● **CHALLENGE**
Gather all lines from the material that contain "name".

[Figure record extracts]
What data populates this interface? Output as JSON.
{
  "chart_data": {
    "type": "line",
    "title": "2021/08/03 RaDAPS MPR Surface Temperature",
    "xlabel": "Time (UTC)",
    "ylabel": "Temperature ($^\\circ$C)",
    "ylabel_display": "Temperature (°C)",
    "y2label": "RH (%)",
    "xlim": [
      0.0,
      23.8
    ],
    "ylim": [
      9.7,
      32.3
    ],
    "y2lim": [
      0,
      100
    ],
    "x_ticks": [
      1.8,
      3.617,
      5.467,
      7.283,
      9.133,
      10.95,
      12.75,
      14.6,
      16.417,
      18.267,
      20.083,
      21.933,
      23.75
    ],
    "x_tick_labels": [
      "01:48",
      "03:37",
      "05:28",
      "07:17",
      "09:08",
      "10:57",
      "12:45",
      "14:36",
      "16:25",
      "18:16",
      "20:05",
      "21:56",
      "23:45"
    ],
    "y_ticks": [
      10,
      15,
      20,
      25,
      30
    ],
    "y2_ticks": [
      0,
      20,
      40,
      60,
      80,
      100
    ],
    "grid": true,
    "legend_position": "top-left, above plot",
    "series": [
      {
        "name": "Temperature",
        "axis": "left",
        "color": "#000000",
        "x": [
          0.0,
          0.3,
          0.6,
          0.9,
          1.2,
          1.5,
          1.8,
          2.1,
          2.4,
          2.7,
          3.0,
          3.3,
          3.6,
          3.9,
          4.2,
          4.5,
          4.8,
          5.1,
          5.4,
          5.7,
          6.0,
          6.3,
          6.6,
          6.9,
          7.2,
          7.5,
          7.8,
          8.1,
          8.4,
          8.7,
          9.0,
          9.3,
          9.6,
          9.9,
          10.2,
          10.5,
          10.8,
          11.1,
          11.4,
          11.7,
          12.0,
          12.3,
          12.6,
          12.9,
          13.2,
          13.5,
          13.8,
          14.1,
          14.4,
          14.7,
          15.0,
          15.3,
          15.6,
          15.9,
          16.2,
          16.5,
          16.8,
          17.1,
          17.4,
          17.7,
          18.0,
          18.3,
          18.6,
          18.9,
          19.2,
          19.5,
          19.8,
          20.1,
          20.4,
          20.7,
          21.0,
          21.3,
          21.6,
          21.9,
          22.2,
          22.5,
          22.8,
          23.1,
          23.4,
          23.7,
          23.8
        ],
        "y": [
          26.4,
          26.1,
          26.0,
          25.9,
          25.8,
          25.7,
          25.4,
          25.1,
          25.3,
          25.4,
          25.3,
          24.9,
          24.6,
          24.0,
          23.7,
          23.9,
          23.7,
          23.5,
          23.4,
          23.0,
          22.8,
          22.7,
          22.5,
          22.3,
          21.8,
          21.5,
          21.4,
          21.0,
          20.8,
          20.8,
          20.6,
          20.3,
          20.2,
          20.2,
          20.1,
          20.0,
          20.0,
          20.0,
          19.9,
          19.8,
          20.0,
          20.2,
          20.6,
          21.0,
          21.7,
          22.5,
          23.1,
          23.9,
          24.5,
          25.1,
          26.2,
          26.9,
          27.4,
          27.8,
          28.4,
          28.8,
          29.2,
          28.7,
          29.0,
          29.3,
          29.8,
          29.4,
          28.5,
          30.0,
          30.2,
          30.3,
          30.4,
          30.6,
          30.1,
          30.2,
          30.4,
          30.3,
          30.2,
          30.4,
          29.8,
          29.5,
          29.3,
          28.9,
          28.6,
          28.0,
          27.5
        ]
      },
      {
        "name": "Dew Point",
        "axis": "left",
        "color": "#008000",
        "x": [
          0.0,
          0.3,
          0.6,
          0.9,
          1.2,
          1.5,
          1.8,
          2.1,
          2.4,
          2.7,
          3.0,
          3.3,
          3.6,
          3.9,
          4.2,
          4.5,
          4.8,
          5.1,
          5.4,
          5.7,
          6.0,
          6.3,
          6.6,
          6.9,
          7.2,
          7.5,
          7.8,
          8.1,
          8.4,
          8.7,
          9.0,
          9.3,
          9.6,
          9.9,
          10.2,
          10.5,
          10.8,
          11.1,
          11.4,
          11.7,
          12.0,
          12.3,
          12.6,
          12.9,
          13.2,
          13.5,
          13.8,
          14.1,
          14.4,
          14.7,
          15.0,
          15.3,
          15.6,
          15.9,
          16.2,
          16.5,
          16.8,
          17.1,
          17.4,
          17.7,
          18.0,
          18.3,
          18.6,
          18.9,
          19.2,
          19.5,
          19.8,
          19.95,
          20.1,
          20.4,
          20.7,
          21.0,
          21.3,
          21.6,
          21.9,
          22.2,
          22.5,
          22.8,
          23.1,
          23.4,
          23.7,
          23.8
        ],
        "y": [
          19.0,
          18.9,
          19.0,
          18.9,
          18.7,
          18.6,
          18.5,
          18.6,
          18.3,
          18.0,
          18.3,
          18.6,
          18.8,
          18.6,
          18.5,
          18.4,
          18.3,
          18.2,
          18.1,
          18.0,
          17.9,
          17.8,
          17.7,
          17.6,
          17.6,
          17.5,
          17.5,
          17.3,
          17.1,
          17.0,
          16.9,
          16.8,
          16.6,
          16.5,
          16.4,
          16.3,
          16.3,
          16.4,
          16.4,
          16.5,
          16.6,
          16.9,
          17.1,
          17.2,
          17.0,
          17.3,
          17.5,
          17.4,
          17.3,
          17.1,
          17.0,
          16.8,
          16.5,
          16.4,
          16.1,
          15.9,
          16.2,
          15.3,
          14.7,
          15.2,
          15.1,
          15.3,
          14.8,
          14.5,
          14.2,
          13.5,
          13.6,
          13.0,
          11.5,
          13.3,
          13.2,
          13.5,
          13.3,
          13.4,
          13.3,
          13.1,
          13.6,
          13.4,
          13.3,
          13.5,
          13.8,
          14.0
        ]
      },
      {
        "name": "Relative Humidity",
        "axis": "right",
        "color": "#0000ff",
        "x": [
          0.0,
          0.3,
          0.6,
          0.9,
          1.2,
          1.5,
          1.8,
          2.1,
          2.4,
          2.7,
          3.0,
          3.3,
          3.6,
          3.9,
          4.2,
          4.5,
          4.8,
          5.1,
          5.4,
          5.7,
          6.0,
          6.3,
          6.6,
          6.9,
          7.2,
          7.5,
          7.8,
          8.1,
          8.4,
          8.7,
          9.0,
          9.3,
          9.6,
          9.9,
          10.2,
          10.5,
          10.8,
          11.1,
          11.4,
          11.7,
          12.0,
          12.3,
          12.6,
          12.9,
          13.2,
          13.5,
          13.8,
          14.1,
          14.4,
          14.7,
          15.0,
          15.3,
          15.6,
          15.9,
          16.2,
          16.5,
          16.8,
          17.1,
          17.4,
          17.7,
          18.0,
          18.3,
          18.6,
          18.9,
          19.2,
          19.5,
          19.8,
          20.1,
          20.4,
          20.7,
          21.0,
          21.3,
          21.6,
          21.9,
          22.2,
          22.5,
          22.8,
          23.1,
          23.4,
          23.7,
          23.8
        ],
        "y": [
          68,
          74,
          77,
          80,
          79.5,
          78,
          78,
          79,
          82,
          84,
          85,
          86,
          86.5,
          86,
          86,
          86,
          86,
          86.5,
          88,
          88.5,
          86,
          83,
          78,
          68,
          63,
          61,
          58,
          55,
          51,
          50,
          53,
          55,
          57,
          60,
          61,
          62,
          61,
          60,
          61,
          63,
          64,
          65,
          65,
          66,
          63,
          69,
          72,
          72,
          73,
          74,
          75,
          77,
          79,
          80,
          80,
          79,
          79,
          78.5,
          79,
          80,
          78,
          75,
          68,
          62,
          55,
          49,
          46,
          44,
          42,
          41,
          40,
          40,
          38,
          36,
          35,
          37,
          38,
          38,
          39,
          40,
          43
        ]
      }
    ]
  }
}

● **FULL RESPONSE**
        "name": "Temperature",
        "name": "Dew Point",
        "name": "Relative Humidity",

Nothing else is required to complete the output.